REQUEST: Repeat the listing word for word. No pictures belong in the copy.
# start of GIVEN RECORDS
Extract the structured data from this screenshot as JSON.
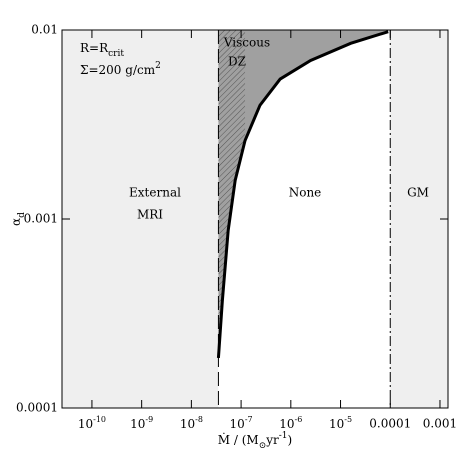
{
  "chart_data": {
    "type": "line",
    "xscale": "log",
    "yscale": "log",
    "xlim": [
      2.5e-11,
      0.00145
    ],
    "ylim": [
      0.0001,
      0.01
    ],
    "xticks": [
      {
        "value": 1e-10,
        "label": "10",
        "sup": "-10"
      },
      {
        "value": 1e-09,
        "label": "10",
        "sup": "-9"
      },
      {
        "value": 1e-08,
        "label": "10",
        "sup": "-8"
      },
      {
        "value": 1e-07,
        "label": "10",
        "sup": "-7"
      },
      {
        "value": 1e-06,
        "label": "10",
        "sup": "-6"
      },
      {
        "value": 1e-05,
        "label": "10",
        "sup": "-5"
      },
      0.0001,
      0.001
    ],
    "yticks": [
      0.0001,
      0.001,
      0.01
    ],
    "x_label": [
      {
        "text": "Ṁ / (M"
      },
      {
        "text": "⊙",
        "shift": "sub"
      },
      {
        "text": "yr"
      },
      {
        "text": "-1",
        "shift": "sup"
      },
      {
        "text": ")"
      }
    ],
    "y_label": [
      {
        "text": "α"
      },
      {
        "text": "d",
        "shift": "sub"
      }
    ],
    "annotations": [
      [
        {
          "text": "R=R"
        },
        {
          "text": "crit",
          "shift": "sub"
        }
      ],
      [
        {
          "text": "Σ=200 g/cm"
        },
        {
          "text": "2",
          "shift": "sup"
        }
      ]
    ],
    "regions": [
      {
        "name": [
          "External",
          "MRI"
        ],
        "from": 2.5e-11,
        "to": 3.5e-08,
        "color": "#efefef"
      },
      {
        "name": [
          "None"
        ],
        "from": 3.5e-08,
        "to": 0.0001,
        "color": "#ffffff"
      },
      {
        "name": [
          "GM"
        ],
        "from": 0.0001,
        "to": 0.00145,
        "color": "#efefef"
      }
    ],
    "dead_zone": {
      "name": [
        "Viscous",
        "DZ"
      ],
      "color": "#a0a0a0"
    },
    "series": [
      {
        "color": "#000000",
        "x": [
          3.5e-08,
          4.2e-08,
          5.5e-08,
          7.6e-08,
          1.2e-07,
          2.4e-07,
          6.1e-07,
          2.5e-06,
          1.6e-05,
          9.1e-05
        ],
        "values": [
          0.000184,
          0.00037,
          0.00087,
          0.0016,
          0.0026,
          0.004,
          0.0055,
          0.0069,
          0.0085,
          0.0098
        ]
      }
    ]
  }
}
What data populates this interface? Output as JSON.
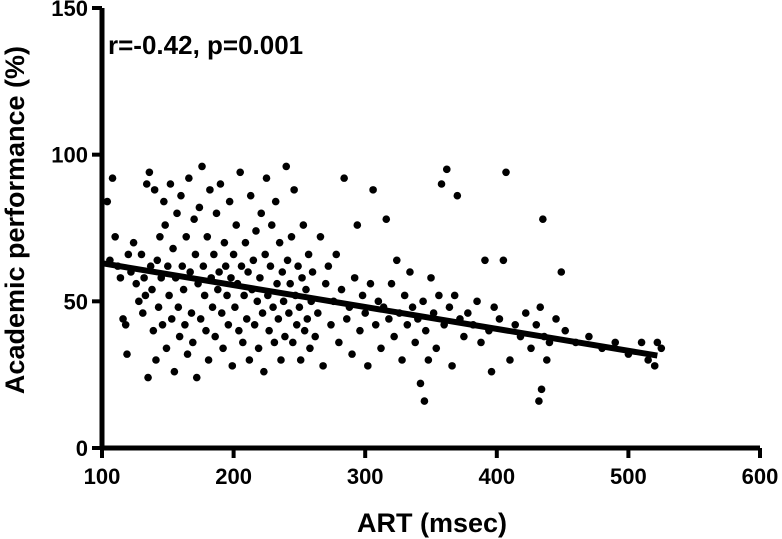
# end of GIVEN RECORDS
SOLUTION TO THIS EXERCISE:
Extract the structured data from this screenshot as JSON.
{
  "chart_data": {
    "type": "line",
    "xscale": "log",
    "yscale": "log",
    "xlim": [
      2.5e-11,
      0.00145
    ],
    "ylim": [
      0.0001,
      0.01
    ],
    "xticks": [
      {
        "value": 1e-10,
        "label": "10",
        "sup": "-10"
      },
      {
        "value": 1e-09,
        "label": "10",
        "sup": "-9"
      },
      {
        "value": 1e-08,
        "label": "10",
        "sup": "-8"
      },
      {
        "value": 1e-07,
        "label": "10",
        "sup": "-7"
      },
      {
        "value": 1e-06,
        "label": "10",
        "sup": "-6"
      },
      {
        "value": 1e-05,
        "label": "10",
        "sup": "-5"
      },
      0.0001,
      0.001
    ],
    "yticks": [
      0.0001,
      0.001,
      0.01
    ],
    "x_label": [
      {
        "text": "Ṁ / (M"
      },
      {
        "text": "⊙",
        "shift": "sub"
      },
      {
        "text": "yr"
      },
      {
        "text": "-1",
        "shift": "sup"
      },
      {
        "text": ")"
      }
    ],
    "y_label": [
      {
        "text": "α"
      },
      {
        "text": "d",
        "shift": "sub"
      }
    ],
    "annotations": [
      [
        {
          "text": "R=R"
        },
        {
          "text": "crit",
          "shift": "sub"
        }
      ],
      [
        {
          "text": "Σ=200 g/cm"
        },
        {
          "text": "2",
          "shift": "sup"
        }
      ]
    ],
    "regions": [
      {
        "name": [
          "External",
          "MRI"
        ],
        "from": 2.5e-11,
        "to": 3.5e-08,
        "color": "#efefef"
      },
      {
        "name": [
          "None"
        ],
        "from": 3.5e-08,
        "to": 0.0001,
        "color": "#ffffff"
      },
      {
        "name": [
          "GM"
        ],
        "from": 0.0001,
        "to": 0.00145,
        "color": "#efefef"
      }
    ],
    "dead_zone": {
      "name": [
        "Viscous",
        "DZ"
      ],
      "color": "#a0a0a0"
    },
    "series": [
      {
        "color": "#000000",
        "x": [
          3.5e-08,
          4.2e-08,
          5.5e-08,
          7.6e-08,
          1.2e-07,
          2.4e-07,
          6.1e-07,
          2.5e-06,
          1.6e-05,
          9.1e-05
        ],
        "values": [
          0.000184,
          0.00037,
          0.00087,
          0.0016,
          0.0026,
          0.004,
          0.0055,
          0.0069,
          0.0085,
          0.0098
        ]
      }
    ]
  }
}
What data populates this interface? Output as JSON.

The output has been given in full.